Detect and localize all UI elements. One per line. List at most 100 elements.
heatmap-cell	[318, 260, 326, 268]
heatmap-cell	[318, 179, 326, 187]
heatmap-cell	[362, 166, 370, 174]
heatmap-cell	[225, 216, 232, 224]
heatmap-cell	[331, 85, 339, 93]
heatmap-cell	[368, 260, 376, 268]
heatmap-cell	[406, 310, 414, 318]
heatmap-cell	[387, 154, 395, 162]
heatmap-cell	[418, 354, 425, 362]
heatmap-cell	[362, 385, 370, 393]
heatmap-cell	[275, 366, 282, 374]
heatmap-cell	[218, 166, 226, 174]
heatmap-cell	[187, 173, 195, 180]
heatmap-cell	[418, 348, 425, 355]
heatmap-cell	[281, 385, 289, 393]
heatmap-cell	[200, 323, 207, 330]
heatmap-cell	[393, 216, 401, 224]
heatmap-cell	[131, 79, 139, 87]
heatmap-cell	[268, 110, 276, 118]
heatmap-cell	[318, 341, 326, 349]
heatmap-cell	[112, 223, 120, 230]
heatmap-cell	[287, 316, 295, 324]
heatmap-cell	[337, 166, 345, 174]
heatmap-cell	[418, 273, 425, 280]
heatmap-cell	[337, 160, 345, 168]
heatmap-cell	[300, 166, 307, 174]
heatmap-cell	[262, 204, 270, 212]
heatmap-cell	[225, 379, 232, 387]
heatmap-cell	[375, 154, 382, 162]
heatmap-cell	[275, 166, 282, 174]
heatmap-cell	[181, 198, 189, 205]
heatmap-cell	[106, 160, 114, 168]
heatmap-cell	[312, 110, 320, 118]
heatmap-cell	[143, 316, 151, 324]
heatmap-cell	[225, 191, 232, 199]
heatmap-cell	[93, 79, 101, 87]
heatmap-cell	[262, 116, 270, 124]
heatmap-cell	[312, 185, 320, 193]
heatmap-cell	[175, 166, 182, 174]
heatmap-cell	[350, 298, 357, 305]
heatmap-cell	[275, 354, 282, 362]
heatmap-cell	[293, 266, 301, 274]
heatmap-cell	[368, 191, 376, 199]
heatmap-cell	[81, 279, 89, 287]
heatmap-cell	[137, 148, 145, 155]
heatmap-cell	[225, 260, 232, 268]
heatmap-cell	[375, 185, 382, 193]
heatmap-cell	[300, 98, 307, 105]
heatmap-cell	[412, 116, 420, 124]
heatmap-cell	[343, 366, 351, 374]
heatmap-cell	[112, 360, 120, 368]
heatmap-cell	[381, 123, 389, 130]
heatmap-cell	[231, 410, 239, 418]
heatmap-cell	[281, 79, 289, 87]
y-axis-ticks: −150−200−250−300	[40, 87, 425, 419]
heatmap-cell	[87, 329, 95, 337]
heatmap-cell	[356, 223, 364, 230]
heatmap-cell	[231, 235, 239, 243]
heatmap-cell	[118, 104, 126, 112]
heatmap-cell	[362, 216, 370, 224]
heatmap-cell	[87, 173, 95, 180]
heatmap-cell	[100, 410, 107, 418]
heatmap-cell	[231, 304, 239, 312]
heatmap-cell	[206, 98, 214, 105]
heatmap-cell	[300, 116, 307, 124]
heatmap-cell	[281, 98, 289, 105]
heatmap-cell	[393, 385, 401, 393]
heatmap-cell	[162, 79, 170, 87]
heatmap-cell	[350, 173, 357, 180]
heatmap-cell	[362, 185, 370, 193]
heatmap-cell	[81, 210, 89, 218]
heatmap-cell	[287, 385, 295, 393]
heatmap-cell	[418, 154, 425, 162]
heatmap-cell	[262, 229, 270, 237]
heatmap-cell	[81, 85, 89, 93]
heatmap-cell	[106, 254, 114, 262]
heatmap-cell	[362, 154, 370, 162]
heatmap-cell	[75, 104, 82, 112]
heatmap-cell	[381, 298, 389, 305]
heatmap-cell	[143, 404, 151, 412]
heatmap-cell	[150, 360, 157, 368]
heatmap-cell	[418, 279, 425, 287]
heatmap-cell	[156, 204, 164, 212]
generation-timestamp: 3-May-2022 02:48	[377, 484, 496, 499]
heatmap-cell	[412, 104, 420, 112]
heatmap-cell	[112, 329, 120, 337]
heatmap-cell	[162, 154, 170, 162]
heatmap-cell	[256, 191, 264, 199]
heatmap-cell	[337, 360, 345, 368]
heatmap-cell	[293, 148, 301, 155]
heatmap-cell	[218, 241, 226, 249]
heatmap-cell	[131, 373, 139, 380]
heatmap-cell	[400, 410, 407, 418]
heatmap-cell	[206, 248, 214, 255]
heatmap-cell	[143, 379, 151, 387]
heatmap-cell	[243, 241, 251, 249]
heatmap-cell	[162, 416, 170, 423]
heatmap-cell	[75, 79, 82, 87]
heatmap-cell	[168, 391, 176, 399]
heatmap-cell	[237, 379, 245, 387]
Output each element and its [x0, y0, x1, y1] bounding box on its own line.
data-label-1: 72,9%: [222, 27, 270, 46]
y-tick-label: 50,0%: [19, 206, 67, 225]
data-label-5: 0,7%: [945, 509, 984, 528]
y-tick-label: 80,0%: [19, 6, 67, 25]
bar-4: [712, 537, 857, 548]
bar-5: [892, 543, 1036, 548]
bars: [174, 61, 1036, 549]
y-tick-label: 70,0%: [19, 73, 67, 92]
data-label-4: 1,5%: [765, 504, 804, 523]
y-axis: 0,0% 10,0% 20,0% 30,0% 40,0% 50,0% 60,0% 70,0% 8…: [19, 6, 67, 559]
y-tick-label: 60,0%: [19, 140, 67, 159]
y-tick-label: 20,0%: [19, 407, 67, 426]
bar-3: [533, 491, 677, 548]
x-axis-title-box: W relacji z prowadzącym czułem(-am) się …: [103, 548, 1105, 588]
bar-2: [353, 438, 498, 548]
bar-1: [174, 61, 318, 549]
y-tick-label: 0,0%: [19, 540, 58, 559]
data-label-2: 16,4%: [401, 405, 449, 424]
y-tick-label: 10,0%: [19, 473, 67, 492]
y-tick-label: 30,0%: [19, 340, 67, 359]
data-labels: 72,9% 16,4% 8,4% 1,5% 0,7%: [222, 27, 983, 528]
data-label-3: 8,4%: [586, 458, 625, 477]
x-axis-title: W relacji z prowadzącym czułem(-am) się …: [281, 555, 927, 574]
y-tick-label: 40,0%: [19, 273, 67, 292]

---+---

§ **What to produce**
Express the entries as a JSON list of strings, one string per line with blank lines omitted, starting at the first line and ending at the line that contains "87, 425, 419]".

§ **Response**
[
  "Detect and localize all UI elements. One per line. List at most 100 elements.",
  "heatmap-cell\t[318, 260, 326, 268]",
  "heatmap-cell\t[318, 179, 326, 187]",
  "heatmap-cell\t[362, 166, 370, 174]",
  "heatmap-cell\t[225, 216, 232, 224]",
  "heatmap-cell\t[331, 85, 339, 93]",
  "heatmap-cell\t[368, 260, 376, 268]",
  "heatmap-cell\t[406, 310, 414, 318]",
  "heatmap-cell\t[387, 154, 395, 162]",
  "heatmap-cell\t[418, 354, 425, 362]",
  "heatmap-cell\t[362, 385, 370, 393]",
  "heatmap-cell\t[275, 366, 282, 374]",
  "heatmap-cell\t[218, 166, 226, 174]",
  "heatmap-cell\t[187, 173, 195, 180]",
  "heatmap-cell\t[418, 348, 425, 355]",
  "heatmap-cell\t[281, 385, 289, 393]",
  "heatmap-cell\t[200, 323, 207, 330]",
  "heatmap-cell\t[393, 216, 401, 224]",
  "heatmap-cell\t[131, 79, 139, 87]",
  "heatmap-cell\t[268, 110, 276, 118]",
  "heatmap-cell\t[318, 341, 326, 349]",
  "heatmap-cell\t[112, 223, 120, 230]",
  "heatmap-cell\t[287, 316, 295, 324]",
  "heatmap-cell\t[337, 166, 345, 174]",
  "heatmap-cell\t[418, 273, 425, 280]",
  "heatmap-cell\t[337, 160, 345, 168]",
  "heatmap-cell\t[300, 166, 307, 174]",
  "heatmap-cell\t[262, 204, 270, 212]",
  "heatmap-cell\t[225, 379, 232, 387]",
  "heatmap-cell\t[375, 154, 382, 162]",
  "heatmap-cell\t[275, 166, 282, 174]",
  "heatmap-cell\t[181, 198, 189, 205]",
  "heatmap-cell\t[106, 160, 114, 168]",
  "heatmap-cell\t[312, 110, 320, 118]",
  "heatmap-cell\t[143, 316, 151, 324]",
  "heatmap-cell\t[225, 191, 232, 199]",
  "heatmap-cell\t[93, 79, 101, 87]",
  "heatmap-cell\t[262, 116, 270, 124]",
  "heatmap-cell\t[312, 185, 320, 193]",
  "heatmap-cell\t[175, 166, 182, 174]",
  "heatmap-cell\t[350, 298, 357, 305]",
  "heatmap-cell\t[275, 354, 282, 362]",
  "heatmap-cell\t[293, 266, 301, 274]",
  "heatmap-cell\t[368, 191, 376, 199]",
  "heatmap-cell\t[81, 279, 89, 287]",
  "heatmap-cell\t[137, 148, 145, 155]",
  "heatmap-cell\t[225, 260, 232, 268]",
  "heatmap-cell\t[375, 185, 382, 193]",
  "heatmap-cell\t[300, 98, 307, 105]",
  "heatmap-cell\t[412, 116, 420, 124]",
  "heatmap-cell\t[343, 366, 351, 374]",
  "heatmap-cell\t[112, 360, 120, 368]",
  "heatmap-cell\t[381, 123, 389, 130]",
  "heatmap-cell\t[231, 410, 239, 418]",
  "heatmap-cell\t[281, 79, 289, 87]",
  "y-axis-ticks: −150−200−250−300\t[40, 87, 425, 419]"
]